▶ **Request**:
Reproduce all of the data word for word.

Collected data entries
==================================================

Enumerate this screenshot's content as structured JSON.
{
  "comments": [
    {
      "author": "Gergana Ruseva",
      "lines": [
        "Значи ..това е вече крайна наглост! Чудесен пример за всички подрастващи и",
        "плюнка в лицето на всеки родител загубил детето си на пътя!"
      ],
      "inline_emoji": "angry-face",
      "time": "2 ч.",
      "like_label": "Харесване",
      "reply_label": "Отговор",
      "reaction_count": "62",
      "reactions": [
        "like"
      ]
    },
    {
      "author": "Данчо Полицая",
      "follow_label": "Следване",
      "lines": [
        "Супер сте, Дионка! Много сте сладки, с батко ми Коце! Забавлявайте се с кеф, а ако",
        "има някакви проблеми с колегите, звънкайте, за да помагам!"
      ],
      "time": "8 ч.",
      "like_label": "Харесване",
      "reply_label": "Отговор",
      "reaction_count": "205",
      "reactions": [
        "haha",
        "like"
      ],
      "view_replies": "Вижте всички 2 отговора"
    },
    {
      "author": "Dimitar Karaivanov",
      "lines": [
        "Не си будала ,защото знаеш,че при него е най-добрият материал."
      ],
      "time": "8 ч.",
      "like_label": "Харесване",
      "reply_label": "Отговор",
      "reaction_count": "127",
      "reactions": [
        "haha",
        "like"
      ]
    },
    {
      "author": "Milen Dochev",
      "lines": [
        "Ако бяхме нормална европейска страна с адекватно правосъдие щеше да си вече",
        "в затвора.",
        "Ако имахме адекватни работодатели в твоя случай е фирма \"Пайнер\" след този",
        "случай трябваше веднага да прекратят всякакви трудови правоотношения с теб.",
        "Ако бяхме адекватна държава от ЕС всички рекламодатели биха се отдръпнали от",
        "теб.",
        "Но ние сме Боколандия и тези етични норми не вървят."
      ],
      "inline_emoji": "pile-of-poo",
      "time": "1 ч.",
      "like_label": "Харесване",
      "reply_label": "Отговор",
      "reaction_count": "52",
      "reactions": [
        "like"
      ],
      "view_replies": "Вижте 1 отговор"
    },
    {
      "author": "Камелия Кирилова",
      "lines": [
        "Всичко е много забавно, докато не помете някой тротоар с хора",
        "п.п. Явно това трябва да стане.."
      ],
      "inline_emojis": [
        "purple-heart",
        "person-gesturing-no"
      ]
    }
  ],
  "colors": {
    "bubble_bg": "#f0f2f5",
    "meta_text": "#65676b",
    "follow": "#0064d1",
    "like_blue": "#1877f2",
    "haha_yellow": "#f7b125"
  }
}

==================================================

▶ **Task result**:
Enumerate this screenshot's content as structured JSON.
{
  "comments": [
    {
      "author": "Gergana Ruseva",
      "lines": [
        "Значи ..това е вече крайна наглост! Чудесен пример за всички подрастващи и",
        "плюнка в лицето на всеки родител загубил детето си на пътя!"
      ],
      "inline_emoji": "angry-face",
      "time": "2 ч.",
      "like_label": "Харесване",
      "reply_label": "Отговор",
      "reaction_count": "62",
      "reactions": [
        "like"
      ]
    },
    {
      "author": "Данчо Полицая",
      "follow_label": "Следване",
      "lines": [
        "Супер сте, Дионка! Много сте сладки, с батко ми Коце! Забавлявайте се с кеф, а ако",
        "има някакви проблеми с колегите, звънкайте, за да помагам!"
      ],
      "time": "8 ч.",
      "like_label": "Харесване",
      "reply_label": "Отговор",
      "reaction_count": "205",
      "reactions": [
        "haha",
        "like"
      ],
      "view_replies": "Вижте всички 2 отговора"
    },
    {
      "author": "Dimitar Karaivanov",
      "lines": [
        "Не си будала ,защото знаеш,че при него е най-добрият материал."
      ],
      "time": "8 ч.",
      "like_label": "Харесване",
      "reply_label": "Отговор",
      "reaction_count": "127",
      "reactions": [
        "haha",
        "like"
      ]
    },
    {
      "author": "Milen Dochev",
      "lines": [
        "Ако бяхме нормална европейска страна с адекватно правосъдие щеше да си вече",
        "в затвора.",
        "Ако имахме адекватни работодатели в твоя случай е фирма \"Пайнер\" след този",
        "случай трябваше веднага да прекратят всякакви трудови правоотношения с теб.",
        "Ако бяхме адекватна държава от ЕС всички рекламодатели биха се отдръпнали от",
        "теб.",
        "Но ние сме Боколандия и тези етични норми не вървят."
      ],
      "inline_emoji": "pile-of-poo",
      "time": "1 ч.",
      "like_label": "Харесване",
      "reply_label": "Отговор",
      "reaction_count": "52",
      "reactions": [
        "like"
      ],
      "view_replies": "Вижте 1 отговор"
    },
    {
      "author": "Камелия Кирилова",
      "lines": [
        "Всичко е много забавно, докато не помете някой тротоар с хора",
        "п.п. Явно това трябва да стане.."
      ],
      "inline_emojis": [
        "purple-heart",
        "person-gesturing-no"
      ]
    }
  ],
  "colors": {
    "bubble_bg": "#f0f2f5",
    "meta_text": "#65676b",
    "follow": "#0064d1",
    "like_blue": "#1877f2",
    "haha_yellow": "#f7b125"
  }
}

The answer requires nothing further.